Starting at the line that holds "Convert this screenshot", copy every line exactly through the end of the data, and no others.

-=-=-

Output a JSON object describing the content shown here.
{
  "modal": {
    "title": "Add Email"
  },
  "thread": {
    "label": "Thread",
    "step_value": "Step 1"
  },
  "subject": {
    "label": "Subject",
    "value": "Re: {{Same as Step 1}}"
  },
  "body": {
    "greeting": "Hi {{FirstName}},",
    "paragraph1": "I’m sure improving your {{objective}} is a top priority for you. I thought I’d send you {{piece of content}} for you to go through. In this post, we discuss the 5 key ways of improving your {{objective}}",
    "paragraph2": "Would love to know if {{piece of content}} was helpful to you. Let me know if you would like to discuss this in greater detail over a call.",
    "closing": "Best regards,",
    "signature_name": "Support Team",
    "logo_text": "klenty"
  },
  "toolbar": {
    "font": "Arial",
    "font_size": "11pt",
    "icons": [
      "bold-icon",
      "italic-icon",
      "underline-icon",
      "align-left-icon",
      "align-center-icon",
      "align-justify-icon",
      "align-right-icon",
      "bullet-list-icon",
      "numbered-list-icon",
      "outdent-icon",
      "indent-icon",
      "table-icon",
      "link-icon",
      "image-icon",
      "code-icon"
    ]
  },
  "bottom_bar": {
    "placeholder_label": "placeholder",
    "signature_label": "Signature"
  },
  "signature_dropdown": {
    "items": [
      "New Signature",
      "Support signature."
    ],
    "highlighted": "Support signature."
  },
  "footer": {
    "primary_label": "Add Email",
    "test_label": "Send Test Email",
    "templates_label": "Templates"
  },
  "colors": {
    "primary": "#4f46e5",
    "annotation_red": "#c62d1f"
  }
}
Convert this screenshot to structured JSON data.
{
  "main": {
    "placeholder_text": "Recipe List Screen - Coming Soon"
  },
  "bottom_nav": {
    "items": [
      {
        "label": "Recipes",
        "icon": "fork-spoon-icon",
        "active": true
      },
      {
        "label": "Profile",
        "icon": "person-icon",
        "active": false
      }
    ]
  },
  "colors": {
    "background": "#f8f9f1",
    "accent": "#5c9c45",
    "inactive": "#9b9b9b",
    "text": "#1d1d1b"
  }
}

-=-=-

Finished answer
Convert this screenshot to structured JSON data.
{
  "main": {
    "placeholder_text": "Recipe List Screen - Coming Soon"
  },
  "bottom_nav": {
    "items": [
      {
        "label": "Recipes",
        "icon": "fork-spoon-icon",
        "active": true
      },
      {
        "label": "Profile",
        "icon": "person-icon",
        "active": false
      }
    ]
  },
  "colors": {
    "background": "#f8f9f1",
    "accent": "#5c9c45",
    "inactive": "#9b9b9b",
    "text": "#1d1d1b"
  }
}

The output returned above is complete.